- _WHAT IS NEEDED_
Restate the entries below word for word, omitting nothing.

##### INPUT ROWS #####

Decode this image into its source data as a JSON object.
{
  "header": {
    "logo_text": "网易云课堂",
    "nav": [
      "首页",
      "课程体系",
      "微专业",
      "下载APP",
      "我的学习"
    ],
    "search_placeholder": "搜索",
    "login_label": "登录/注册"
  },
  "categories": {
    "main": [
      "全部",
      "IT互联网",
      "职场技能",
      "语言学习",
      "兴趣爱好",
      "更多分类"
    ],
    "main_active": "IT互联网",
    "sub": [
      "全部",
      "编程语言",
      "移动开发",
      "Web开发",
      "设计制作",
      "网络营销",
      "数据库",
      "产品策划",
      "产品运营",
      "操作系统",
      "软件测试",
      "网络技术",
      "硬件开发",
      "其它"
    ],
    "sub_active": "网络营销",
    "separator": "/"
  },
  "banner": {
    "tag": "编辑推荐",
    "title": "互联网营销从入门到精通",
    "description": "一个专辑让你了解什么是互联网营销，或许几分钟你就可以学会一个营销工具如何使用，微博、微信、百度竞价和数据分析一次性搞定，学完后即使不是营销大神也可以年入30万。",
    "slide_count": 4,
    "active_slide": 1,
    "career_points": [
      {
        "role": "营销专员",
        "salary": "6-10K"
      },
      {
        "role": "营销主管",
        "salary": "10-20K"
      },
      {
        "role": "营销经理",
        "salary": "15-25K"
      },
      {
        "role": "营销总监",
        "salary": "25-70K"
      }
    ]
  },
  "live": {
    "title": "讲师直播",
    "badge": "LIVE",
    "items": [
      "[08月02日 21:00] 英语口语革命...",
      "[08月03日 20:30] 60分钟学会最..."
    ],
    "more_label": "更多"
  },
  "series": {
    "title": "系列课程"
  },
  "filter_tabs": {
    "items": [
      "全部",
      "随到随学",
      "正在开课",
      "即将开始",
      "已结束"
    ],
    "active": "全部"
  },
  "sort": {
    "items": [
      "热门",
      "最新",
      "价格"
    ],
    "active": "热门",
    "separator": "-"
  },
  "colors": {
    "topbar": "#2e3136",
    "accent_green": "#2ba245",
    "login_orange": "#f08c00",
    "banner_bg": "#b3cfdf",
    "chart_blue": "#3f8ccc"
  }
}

#####

- _THE OUTPUT_
Decode this image into its source data as a JSON object.
{
  "header": {
    "logo_text": "网易云课堂",
    "nav": [
      "首页",
      "课程体系",
      "微专业",
      "下载APP",
      "我的学习"
    ],
    "search_placeholder": "搜索",
    "login_label": "登录/注册"
  },
  "categories": {
    "main": [
      "全部",
      "IT互联网",
      "职场技能",
      "语言学习",
      "兴趣爱好",
      "更多分类"
    ],
    "main_active": "IT互联网",
    "sub": [
      "全部",
      "编程语言",
      "移动开发",
      "Web开发",
      "设计制作",
      "网络营销",
      "数据库",
      "产品策划",
      "产品运营",
      "操作系统",
      "软件测试",
      "网络技术",
      "硬件开发",
      "其它"
    ],
    "sub_active": "网络营销",
    "separator": "/"
  },
  "banner": {
    "tag": "编辑推荐",
    "title": "互联网营销从入门到精通",
    "description": "一个专辑让你了解什么是互联网营销，或许几分钟你就可以学会一个营销工具如何使用，微博、微信、百度竞价和数据分析一次性搞定，学完后即使不是营销大神也可以年入30万。",
    "slide_count": 4,
    "active_slide": 1,
    "career_points": [
      {
        "role": "营销专员",
        "salary": "6-10K"
      },
      {
        "role": "营销主管",
        "salary": "10-20K"
      },
      {
        "role": "营销经理",
        "salary": "15-25K"
      },
      {
        "role": "营销总监",
        "salary": "25-70K"
      }
    ]
  },
  "live": {
    "title": "讲师直播",
    "badge": "LIVE",
    "items": [
      "[08月02日 21:00] 英语口语革命...",
      "[08月03日 20:30] 60分钟学会最..."
    ],
    "more_label": "更多"
  },
  "series": {
    "title": "系列课程"
  },
  "filter_tabs": {
    "items": [
      "全部",
      "随到随学",
      "正在开课",
      "即将开始",
      "已结束"
    ],
    "active": "全部"
  },
  "sort": {
    "items": [
      "热门",
      "最新",
      "价格"
    ],
    "active": "热门",
    "separator": "-"
  },
  "colors": {
    "topbar": "#2e3136",
    "accent_green": "#2ba245",
    "login_orange": "#f08c00",
    "banner_bg": "#b3cfdf",
    "chart_blue": "#3f8ccc"
  }
}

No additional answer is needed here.